→ TASK: Transcribe every line, keeping it exact.

──────── LISTING

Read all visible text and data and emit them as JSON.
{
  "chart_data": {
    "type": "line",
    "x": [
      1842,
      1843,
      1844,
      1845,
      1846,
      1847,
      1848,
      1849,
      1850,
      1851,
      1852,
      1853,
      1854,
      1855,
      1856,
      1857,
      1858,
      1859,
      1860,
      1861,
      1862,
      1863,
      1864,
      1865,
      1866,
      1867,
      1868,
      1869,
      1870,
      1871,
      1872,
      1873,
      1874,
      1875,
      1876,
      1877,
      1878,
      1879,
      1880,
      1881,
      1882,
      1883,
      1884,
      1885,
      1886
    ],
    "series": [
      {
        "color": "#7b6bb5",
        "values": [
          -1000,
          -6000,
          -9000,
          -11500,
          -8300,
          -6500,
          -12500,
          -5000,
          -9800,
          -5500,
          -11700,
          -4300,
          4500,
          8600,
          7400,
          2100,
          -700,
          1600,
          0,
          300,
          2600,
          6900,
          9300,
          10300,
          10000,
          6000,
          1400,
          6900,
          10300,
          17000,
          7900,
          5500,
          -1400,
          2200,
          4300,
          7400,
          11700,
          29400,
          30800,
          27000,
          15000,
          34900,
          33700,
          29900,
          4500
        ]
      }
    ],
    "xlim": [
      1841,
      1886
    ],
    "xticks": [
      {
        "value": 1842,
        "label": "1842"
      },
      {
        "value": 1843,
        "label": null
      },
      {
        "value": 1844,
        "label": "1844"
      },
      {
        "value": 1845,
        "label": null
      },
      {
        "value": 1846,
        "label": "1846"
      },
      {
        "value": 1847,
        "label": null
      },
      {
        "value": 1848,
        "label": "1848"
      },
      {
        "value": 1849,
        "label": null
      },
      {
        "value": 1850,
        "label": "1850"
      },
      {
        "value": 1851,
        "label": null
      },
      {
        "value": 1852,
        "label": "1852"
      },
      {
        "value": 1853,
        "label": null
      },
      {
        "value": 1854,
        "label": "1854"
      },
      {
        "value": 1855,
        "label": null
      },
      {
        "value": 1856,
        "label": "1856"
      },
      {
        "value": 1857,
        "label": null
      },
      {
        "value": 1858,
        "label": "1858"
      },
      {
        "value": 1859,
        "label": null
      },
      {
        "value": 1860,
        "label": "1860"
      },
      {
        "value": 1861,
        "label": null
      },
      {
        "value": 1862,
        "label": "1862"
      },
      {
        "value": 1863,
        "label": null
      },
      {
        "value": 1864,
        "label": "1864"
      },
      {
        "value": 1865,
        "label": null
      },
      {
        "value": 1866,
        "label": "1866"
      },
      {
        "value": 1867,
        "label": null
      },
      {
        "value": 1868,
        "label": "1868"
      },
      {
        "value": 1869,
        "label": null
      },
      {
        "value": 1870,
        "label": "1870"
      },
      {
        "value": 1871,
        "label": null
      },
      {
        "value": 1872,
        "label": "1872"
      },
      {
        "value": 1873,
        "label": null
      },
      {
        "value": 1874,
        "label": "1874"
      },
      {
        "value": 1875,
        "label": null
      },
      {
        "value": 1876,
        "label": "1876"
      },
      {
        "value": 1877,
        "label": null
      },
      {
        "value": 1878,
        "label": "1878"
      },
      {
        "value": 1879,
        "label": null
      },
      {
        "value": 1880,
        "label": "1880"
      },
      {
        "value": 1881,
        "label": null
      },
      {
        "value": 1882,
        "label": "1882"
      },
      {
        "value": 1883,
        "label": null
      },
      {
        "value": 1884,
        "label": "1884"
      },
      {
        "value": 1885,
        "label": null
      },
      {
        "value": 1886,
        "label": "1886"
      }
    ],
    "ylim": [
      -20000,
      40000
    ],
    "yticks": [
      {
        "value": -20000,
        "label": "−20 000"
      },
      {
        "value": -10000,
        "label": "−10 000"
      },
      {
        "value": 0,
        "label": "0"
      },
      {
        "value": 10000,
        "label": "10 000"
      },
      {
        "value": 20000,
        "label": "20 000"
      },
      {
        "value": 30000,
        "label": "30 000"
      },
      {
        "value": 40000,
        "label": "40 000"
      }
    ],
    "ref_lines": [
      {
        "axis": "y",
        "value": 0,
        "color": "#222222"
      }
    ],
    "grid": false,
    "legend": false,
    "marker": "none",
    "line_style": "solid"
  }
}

────────────────

→ TASK ANSWER:
Read all visible text and data and emit them as JSON.
{
  "chart_data": {
    "type": "line",
    "x": [
      1842,
      1843,
      1844,
      1845,
      1846,
      1847,
      1848,
      1849,
      1850,
      1851,
      1852,
      1853,
      1854,
      1855,
      1856,
      1857,
      1858,
      1859,
      1860,
      1861,
      1862,
      1863,
      1864,
      1865,
      1866,
      1867,
      1868,
      1869,
      1870,
      1871,
      1872,
      1873,
      1874,
      1875,
      1876,
      1877,
      1878,
      1879,
      1880,
      1881,
      1882,
      1883,
      1884,
      1885,
      1886
    ],
    "series": [
      {
        "color": "#7b6bb5",
        "values": [
          -1000,
          -6000,
          -9000,
          -11500,
          -8300,
          -6500,
          -12500,
          -5000,
          -9800,
          -5500,
          -11700,
          -4300,
          4500,
          8600,
          7400,
          2100,
          -700,
          1600,
          0,
          300,
          2600,
          6900,
          9300,
          10300,
          10000,
          6000,
          1400,
          6900,
          10300,
          17000,
          7900,
          5500,
          -1400,
          2200,
          4300,
          7400,
          11700,
          29400,
          30800,
          27000,
          15000,
          34900,
          33700,
          29900,
          4500
        ]
      }
    ],
    "xlim": [
      1841,
      1886
    ],
    "xticks": [
      {
        "value": 1842,
        "label": "1842"
      },
      {
        "value": 1843,
        "label": null
      },
      {
        "value": 1844,
        "label": "1844"
      },
      {
        "value": 1845,
        "label": null
      },
      {
        "value": 1846,
        "label": "1846"
      },
      {
        "value": 1847,
        "label": null
      },
      {
        "value": 1848,
        "label": "1848"
      },
      {
        "value": 1849,
        "label": null
      },
      {
        "value": 1850,
        "label": "1850"
      },
      {
        "value": 1851,
        "label": null
      },
      {
        "value": 1852,
        "label": "1852"
      },
      {
        "value": 1853,
        "label": null
      },
      {
        "value": 1854,
        "label": "1854"
      },
      {
        "value": 1855,
        "label": null
      },
      {
        "value": 1856,
        "label": "1856"
      },
      {
        "value": 1857,
        "label": null
      },
      {
        "value": 1858,
        "label": "1858"
      },
      {
        "value": 1859,
        "label": null
      },
      {
        "value": 1860,
        "label": "1860"
      },
      {
        "value": 1861,
        "label": null
      },
      {
        "value": 1862,
        "label": "1862"
      },
      {
        "value": 1863,
        "label": null
      },
      {
        "value": 1864,
        "label": "1864"
      },
      {
        "value": 1865,
        "label": null
      },
      {
        "value": 1866,
        "label": "1866"
      },
      {
        "value": 1867,
        "label": null
      },
      {
        "value": 1868,
        "label": "1868"
      },
      {
        "value": 1869,
        "label": null
      },
      {
        "value": 1870,
        "label": "1870"
      },
      {
        "value": 1871,
        "label": null
      },
      {
        "value": 1872,
        "label": "1872"
      },
      {
        "value": 1873,
        "label": null
      },
      {
        "value": 1874,
        "label": "1874"
      },
      {
        "value": 1875,
        "label": null
      },
      {
        "value": 1876,
        "label": "1876"
      },
      {
        "value": 1877,
        "label": null
      },
      {
        "value": 1878,
        "label": "1878"
      },
      {
        "value": 1879,
        "label": null
      },
      {
        "value": 1880,
        "label": "1880"
      },
      {
        "value": 1881,
        "label": null
      },
      {
        "value": 1882,
        "label": "1882"
      },
      {
        "value": 1883,
        "label": null
      },
      {
        "value": 1884,
        "label": "1884"
      },
      {
        "value": 1885,
        "label": null
      },
      {
        "value": 1886,
        "label": "1886"
      }
    ],
    "ylim": [
      -20000,
      40000
    ],
    "yticks": [
      {
        "value": -20000,
        "label": "−20 000"
      },
      {
        "value": -10000,
        "label": "−10 000"
      },
      {
        "value": 0,
        "label": "0"
      },
      {
        "value": 10000,
        "label": "10 000"
      },
      {
        "value": 20000,
        "label": "20 000"
      },
      {
        "value": 30000,
        "label": "30 000"
      },
      {
        "value": 40000,
        "label": "40 000"
      }
    ],
    "ref_lines": [
      {
        "axis": "y",
        "value": 0,
        "color": "#222222"
      }
    ],
    "grid": false,
    "legend": false,
    "marker": "none",
    "line_style": "solid"
  }
}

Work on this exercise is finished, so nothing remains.